• Provided text:
Hoang M. Truong

Truong Minh Hoang

Hi! I’m a recent graduate with high distinction from the University of Science, Viet Nam National University Ho Chi Minh City (VNU-HCM).

My research focuses on Computer Vision methods for visual world understanding. I am particularly interested in how AI systems perceive and interpret the world through vision, with a current emphasis on egocentric (first-person) video understanding.

I aspire to build a long-term research career at the intersection of AI, Computer Vision, and Robotics, contributing to both academic and real-world innovations.

• Recorded information:
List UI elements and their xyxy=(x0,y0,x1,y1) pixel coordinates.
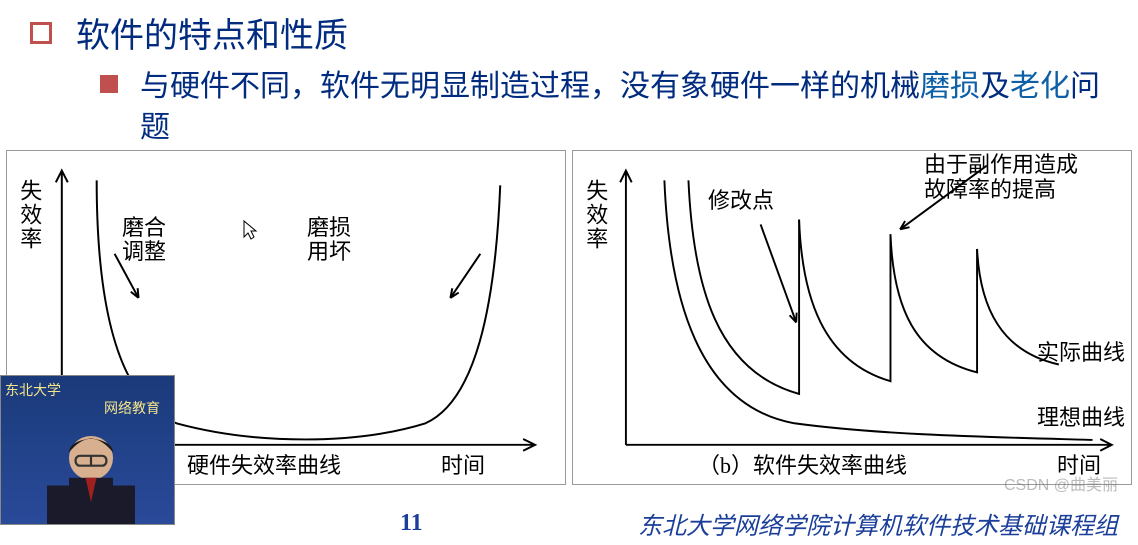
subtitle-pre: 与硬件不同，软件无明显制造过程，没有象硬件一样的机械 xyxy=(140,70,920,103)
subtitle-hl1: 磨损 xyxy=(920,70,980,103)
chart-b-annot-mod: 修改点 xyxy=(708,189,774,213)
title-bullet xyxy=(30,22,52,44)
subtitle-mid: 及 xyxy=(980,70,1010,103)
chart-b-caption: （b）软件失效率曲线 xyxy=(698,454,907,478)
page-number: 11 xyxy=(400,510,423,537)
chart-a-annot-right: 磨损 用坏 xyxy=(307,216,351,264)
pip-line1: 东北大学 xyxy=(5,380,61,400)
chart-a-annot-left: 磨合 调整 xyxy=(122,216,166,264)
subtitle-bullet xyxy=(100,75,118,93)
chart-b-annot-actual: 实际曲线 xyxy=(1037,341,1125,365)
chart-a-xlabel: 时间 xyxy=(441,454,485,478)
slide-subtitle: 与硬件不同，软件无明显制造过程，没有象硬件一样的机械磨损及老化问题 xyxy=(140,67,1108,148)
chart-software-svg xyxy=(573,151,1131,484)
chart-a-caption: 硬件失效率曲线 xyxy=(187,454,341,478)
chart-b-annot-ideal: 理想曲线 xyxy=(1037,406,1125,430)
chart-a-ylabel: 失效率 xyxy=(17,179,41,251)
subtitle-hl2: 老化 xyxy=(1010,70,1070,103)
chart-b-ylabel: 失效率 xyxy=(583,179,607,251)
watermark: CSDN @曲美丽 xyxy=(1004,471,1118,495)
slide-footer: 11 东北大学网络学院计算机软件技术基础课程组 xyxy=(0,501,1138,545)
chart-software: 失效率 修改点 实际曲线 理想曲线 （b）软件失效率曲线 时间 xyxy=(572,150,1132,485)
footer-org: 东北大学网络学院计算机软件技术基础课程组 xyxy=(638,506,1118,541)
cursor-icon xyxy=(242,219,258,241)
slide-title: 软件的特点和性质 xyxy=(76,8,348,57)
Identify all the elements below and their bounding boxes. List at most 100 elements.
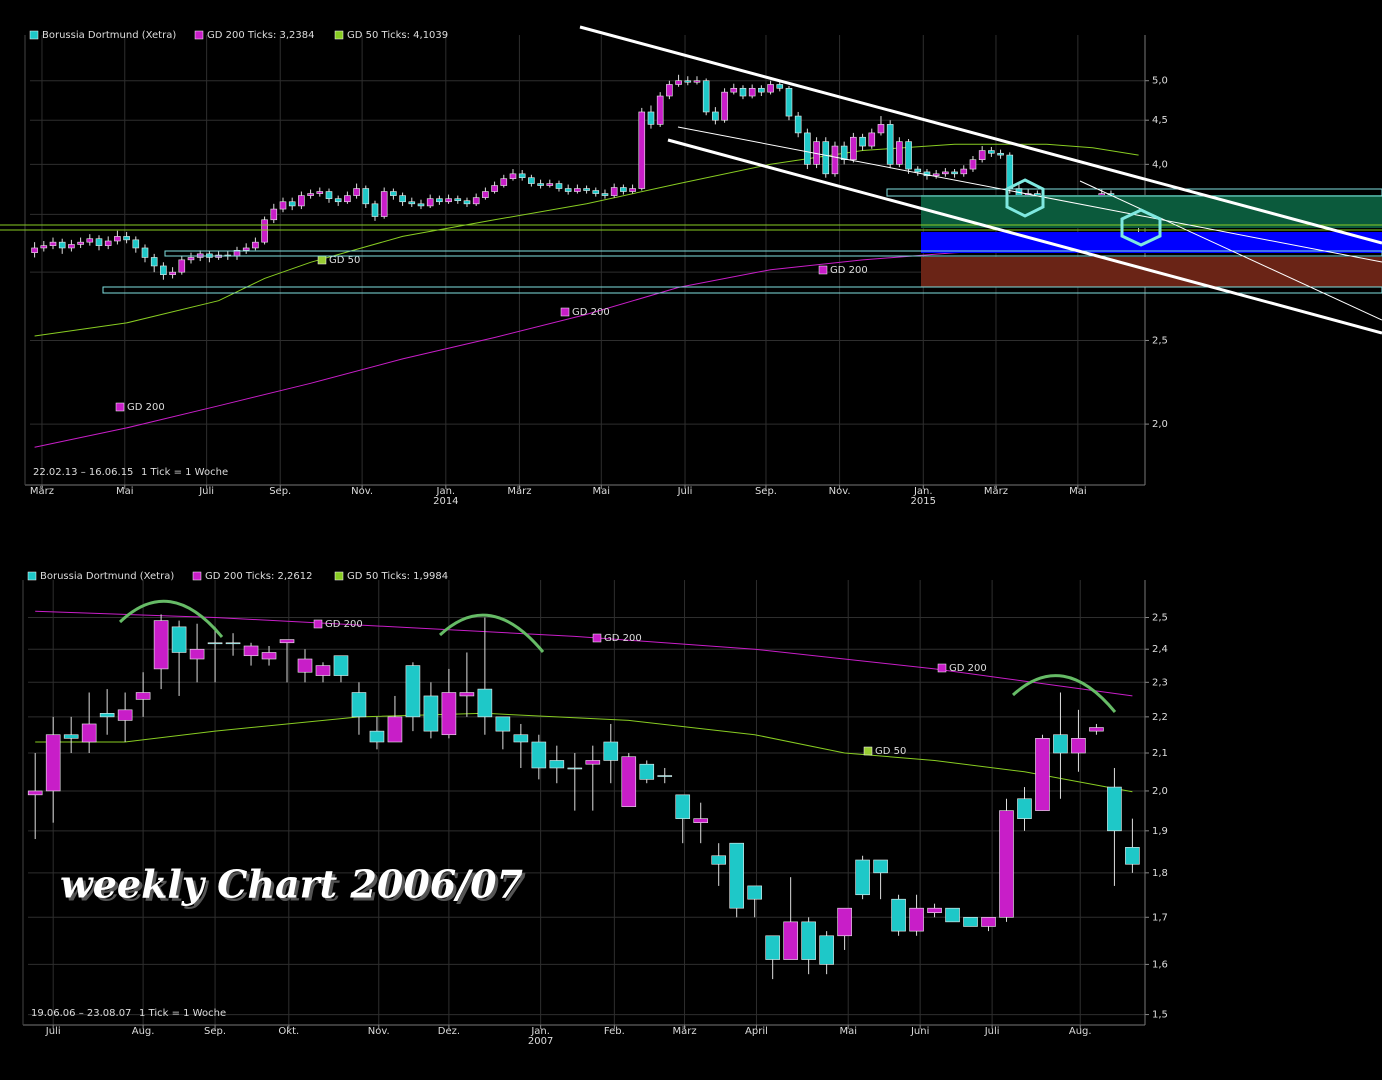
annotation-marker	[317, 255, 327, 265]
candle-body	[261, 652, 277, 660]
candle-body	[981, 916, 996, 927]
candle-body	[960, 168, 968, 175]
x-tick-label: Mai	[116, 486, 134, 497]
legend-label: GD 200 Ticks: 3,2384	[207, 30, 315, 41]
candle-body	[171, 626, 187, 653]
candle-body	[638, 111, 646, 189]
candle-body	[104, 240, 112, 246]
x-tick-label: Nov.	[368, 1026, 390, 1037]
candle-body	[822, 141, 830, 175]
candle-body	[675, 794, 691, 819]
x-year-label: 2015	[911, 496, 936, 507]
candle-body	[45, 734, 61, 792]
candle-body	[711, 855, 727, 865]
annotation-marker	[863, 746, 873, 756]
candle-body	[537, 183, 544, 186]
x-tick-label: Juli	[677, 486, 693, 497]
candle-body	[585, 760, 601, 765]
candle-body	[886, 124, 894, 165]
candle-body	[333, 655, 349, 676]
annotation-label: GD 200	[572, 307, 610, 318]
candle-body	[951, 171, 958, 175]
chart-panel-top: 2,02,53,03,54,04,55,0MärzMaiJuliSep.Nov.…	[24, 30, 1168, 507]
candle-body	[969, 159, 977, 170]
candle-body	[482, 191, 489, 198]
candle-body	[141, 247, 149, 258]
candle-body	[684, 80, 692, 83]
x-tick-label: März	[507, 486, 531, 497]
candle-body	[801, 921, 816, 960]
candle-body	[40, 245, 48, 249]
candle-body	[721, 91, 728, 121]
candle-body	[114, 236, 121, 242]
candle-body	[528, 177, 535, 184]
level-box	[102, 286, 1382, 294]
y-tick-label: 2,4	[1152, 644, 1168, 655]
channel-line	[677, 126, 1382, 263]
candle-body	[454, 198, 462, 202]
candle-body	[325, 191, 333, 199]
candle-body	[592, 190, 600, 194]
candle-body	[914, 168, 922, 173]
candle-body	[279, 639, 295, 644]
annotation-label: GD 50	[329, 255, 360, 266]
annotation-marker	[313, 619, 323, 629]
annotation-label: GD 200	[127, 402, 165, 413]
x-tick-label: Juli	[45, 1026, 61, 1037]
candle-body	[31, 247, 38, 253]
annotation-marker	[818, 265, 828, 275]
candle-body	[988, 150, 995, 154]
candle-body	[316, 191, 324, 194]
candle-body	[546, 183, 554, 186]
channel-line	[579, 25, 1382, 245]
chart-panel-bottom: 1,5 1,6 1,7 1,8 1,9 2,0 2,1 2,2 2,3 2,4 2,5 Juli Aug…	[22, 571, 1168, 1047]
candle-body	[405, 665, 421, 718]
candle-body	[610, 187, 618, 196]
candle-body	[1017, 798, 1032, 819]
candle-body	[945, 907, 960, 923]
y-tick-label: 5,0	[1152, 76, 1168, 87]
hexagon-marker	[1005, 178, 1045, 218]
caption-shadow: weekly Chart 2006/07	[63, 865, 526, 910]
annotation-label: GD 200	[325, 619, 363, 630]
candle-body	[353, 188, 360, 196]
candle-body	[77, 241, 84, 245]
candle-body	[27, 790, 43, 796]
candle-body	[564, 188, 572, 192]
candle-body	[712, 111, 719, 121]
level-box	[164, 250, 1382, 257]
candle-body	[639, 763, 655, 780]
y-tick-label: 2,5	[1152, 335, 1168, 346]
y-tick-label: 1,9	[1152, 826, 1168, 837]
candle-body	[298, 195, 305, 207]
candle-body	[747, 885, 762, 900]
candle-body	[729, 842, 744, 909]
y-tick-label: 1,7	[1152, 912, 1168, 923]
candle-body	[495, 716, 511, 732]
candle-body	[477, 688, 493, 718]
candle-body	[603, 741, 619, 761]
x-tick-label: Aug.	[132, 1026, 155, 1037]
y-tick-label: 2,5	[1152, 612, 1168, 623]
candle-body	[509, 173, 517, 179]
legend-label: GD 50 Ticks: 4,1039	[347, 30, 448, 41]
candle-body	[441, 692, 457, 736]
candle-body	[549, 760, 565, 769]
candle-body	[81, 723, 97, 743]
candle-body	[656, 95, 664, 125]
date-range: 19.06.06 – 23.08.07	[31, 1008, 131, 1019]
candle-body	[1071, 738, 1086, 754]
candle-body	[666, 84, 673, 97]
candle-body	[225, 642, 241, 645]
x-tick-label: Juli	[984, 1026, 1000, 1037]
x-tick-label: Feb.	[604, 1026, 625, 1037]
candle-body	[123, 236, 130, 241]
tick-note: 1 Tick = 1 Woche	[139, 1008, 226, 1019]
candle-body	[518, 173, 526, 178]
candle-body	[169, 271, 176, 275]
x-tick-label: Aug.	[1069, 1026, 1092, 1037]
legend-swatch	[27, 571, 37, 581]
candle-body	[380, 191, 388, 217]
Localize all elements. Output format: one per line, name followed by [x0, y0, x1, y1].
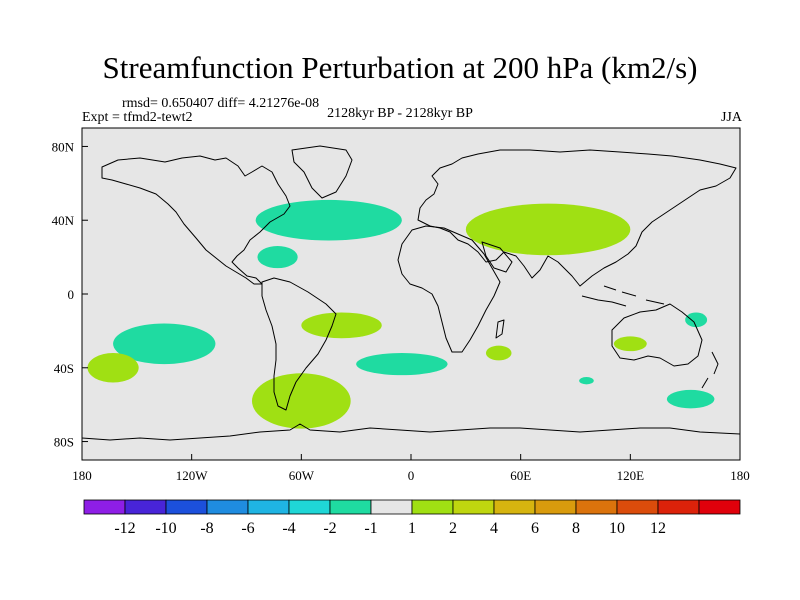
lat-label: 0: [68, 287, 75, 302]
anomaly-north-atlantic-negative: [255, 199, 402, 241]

• Instructions:
1. Using the profile, answer these:
(a) From which university did Truong Minh Hoang graduate?
(b) What type of video understanding does the research currently emphasize?
(c) At the intersection of which three fields does Truong Minh Hoang hope to build a research career?
2. Can you transcribe the portion of the profile that opens with the words containing "My research focuses" and closes with "(first-person) video understanding."?
3. How would you render this sentence from the profile in Spanish: "I aspire to build a long-term research career at the intersection of AI, Computer Vision, and Robotics, contributing to both academic and real-world innovations."

• The responses:
1.
(a) The University of Science, Viet Nam National University Ho Chi Minh City (VNU-HCM).
(b) Egocentric (first-person) video understanding.
(c) AI, Computer Vision, and Robotics.

2.
My research focuses on Computer Vision methods for visual world understanding. I am particularly interested in how AI systems perceive and interpret the world through vision, with a current emphasis on egocentric (first-person) video understanding.

3. Aspiro a construir una carrera de investigación a largo plazo en la intersección de la IA, la visión por computadora y la robótica, contribuyendo tanto a innovaciones académicas como del mundo real.